### What you have to do:
Quote each line exactly, from the line that contains "Read out every word on this page." down to the last line of the listing, and no other lines.

### Given data:
— start —

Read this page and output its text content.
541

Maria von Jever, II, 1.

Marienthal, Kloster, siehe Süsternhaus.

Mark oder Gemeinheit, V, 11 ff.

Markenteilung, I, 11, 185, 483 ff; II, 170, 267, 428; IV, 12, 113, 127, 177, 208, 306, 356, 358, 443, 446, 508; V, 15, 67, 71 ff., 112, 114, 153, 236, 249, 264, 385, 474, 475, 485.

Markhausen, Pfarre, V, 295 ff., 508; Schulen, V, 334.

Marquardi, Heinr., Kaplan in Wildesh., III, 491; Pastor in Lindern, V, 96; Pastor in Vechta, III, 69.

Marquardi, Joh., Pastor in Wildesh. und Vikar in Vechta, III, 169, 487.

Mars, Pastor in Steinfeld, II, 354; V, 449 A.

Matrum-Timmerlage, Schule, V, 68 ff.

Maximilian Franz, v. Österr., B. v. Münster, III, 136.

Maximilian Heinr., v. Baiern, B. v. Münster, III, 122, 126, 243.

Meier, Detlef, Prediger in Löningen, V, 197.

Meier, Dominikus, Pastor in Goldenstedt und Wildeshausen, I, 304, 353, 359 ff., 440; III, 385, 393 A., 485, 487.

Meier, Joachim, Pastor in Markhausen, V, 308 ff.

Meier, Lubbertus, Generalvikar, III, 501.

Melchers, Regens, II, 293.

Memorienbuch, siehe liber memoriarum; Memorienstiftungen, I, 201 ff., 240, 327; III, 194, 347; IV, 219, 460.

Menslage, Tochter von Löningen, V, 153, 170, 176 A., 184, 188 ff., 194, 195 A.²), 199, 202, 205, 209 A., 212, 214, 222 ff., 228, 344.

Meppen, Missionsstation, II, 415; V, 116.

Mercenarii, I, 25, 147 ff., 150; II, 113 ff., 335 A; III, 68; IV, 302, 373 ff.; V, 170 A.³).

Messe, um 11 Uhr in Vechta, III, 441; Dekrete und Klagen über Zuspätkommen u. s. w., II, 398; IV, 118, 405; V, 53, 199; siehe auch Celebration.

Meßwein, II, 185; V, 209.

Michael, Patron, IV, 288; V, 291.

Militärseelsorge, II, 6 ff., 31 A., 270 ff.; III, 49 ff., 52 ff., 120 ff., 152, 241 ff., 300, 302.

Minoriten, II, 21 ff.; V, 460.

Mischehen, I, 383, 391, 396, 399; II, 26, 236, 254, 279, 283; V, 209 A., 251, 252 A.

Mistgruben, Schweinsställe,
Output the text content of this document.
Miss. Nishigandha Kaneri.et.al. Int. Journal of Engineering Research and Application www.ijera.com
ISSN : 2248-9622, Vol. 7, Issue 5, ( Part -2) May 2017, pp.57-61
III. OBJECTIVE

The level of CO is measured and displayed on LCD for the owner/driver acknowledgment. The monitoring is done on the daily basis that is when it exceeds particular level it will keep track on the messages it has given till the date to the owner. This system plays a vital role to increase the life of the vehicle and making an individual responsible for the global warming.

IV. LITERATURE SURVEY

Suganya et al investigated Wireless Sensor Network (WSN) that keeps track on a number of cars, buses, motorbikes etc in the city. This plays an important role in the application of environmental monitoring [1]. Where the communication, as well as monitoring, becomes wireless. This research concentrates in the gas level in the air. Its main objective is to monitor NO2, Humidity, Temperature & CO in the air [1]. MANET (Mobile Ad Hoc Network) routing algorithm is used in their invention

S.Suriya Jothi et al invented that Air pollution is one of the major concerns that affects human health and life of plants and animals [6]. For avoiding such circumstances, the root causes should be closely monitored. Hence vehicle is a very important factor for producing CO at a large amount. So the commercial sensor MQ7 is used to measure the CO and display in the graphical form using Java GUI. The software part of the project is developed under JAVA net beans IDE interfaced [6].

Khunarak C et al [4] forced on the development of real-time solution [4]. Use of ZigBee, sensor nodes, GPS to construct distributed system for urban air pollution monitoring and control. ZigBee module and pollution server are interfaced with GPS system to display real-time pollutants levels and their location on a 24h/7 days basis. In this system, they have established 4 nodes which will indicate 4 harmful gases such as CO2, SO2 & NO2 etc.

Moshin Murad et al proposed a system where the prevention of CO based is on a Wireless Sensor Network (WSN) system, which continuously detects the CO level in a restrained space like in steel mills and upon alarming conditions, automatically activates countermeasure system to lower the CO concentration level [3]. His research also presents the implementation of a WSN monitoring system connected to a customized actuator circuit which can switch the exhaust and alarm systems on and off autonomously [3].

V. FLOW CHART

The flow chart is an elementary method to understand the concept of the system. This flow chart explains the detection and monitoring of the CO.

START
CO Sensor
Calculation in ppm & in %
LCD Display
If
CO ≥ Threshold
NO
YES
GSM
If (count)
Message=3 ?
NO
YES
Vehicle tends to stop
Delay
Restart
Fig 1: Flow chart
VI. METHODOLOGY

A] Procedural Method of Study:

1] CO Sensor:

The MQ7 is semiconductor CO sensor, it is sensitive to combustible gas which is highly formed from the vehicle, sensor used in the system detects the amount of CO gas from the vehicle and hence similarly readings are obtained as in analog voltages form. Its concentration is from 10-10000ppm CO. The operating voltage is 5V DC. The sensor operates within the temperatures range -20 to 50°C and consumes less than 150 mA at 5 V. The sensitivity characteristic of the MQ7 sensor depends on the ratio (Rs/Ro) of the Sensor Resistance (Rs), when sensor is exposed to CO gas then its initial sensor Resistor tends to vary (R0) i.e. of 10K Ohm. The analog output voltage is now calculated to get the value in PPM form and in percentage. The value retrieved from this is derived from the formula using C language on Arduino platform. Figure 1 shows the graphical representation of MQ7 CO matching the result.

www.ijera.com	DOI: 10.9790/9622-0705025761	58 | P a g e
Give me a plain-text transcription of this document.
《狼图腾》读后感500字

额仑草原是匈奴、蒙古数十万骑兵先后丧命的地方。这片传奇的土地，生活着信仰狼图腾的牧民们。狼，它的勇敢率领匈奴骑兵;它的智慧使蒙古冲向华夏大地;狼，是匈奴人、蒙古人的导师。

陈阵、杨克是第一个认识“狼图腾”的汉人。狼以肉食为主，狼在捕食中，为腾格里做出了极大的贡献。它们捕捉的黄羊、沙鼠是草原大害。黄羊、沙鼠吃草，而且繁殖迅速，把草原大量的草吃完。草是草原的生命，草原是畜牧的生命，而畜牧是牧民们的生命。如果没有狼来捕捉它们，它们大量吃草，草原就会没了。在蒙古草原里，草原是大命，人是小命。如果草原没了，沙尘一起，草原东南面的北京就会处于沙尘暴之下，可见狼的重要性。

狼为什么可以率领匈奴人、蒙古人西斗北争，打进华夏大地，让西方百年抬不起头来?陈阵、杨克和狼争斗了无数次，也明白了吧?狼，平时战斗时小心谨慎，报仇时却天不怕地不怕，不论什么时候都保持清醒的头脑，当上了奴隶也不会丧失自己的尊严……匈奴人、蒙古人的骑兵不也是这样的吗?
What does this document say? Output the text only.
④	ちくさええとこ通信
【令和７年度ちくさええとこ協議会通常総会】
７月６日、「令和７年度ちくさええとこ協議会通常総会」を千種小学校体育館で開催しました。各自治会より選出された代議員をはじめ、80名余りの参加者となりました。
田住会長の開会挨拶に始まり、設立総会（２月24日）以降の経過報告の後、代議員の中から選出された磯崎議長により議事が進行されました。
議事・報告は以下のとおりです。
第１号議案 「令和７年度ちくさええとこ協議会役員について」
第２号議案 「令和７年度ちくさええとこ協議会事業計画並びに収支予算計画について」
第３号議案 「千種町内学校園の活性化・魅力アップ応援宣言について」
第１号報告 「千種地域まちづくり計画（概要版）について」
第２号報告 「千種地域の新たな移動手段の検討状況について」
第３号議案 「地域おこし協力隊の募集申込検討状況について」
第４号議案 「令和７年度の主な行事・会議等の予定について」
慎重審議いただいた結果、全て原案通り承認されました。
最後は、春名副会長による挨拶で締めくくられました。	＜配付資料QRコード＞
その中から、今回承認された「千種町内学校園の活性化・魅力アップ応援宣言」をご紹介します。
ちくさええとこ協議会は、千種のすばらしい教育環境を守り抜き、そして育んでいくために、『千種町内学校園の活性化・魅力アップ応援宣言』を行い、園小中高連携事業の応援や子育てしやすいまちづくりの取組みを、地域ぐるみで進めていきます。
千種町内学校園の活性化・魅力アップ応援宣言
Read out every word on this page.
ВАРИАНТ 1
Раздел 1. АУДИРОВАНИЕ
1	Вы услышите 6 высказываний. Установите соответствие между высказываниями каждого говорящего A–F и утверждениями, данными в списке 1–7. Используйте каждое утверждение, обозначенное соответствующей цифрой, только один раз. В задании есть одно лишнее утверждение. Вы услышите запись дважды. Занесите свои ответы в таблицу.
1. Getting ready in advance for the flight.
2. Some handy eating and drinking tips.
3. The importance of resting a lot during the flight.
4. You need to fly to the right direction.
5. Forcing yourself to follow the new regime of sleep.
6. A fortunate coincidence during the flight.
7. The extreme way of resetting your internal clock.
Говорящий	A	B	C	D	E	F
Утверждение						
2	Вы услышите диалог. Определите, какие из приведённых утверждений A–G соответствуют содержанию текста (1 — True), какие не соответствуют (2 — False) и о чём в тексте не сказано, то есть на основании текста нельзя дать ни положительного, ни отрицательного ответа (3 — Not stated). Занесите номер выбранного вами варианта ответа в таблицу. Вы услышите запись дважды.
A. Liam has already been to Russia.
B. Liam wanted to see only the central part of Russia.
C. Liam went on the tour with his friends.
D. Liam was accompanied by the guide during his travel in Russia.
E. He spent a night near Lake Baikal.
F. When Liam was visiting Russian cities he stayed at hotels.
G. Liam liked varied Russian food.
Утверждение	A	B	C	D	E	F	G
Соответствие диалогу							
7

— end —

### Solution to this exercise:
Read out every word on this page.
ВАРИАНТ 1
Раздел 1. АУДИРОВАНИЕ
1	Вы услышите 6 высказываний. Установите соответствие между высказываниями каждого говорящего A–F и утверждениями, данными в списке 1–7. Используйте каждое утверждение, обозначенное соответствующей цифрой, только один раз. В задании есть одно лишнее утверждение. Вы услышите запись дважды. Занесите свои ответы в таблицу.
1. Getting ready in advance for the flight.
2. Some handy eating and drinking tips.
3. The importance of resting a lot during the flight.
4. You need to fly to the right direction.
5. Forcing yourself to follow the new regime of sleep.
6. A fortunate coincidence during the flight.
7. The extreme way of resetting your internal clock.
Говорящий	A	B	C	D	E	F
Утверждение						
2	Вы услышите диалог. Определите, какие из приведённых утверждений A–G соответствуют содержанию текста (1 — True), какие не соответствуют (2 — False) и о чём в тексте не сказано, то есть на основании текста нельзя дать ни положительного, ни отрицательного ответа (3 — Not stated). Занесите номер выбранного вами варианта ответа в таблицу. Вы услышите запись дважды.
A. Liam has already been to Russia.
B. Liam wanted to see only the central part of Russia.
C. Liam went on the tour with his friends.
D. Liam was accompanied by the guide during his travel in Russia.
E. He spent a night near Lake Baikal.
F. When Liam was visiting Russian cities he stayed at hotels.
G. Liam liked varied Russian food.
Утверждение	A	B	C	D	E	F	G
Соответствие диалогу							
7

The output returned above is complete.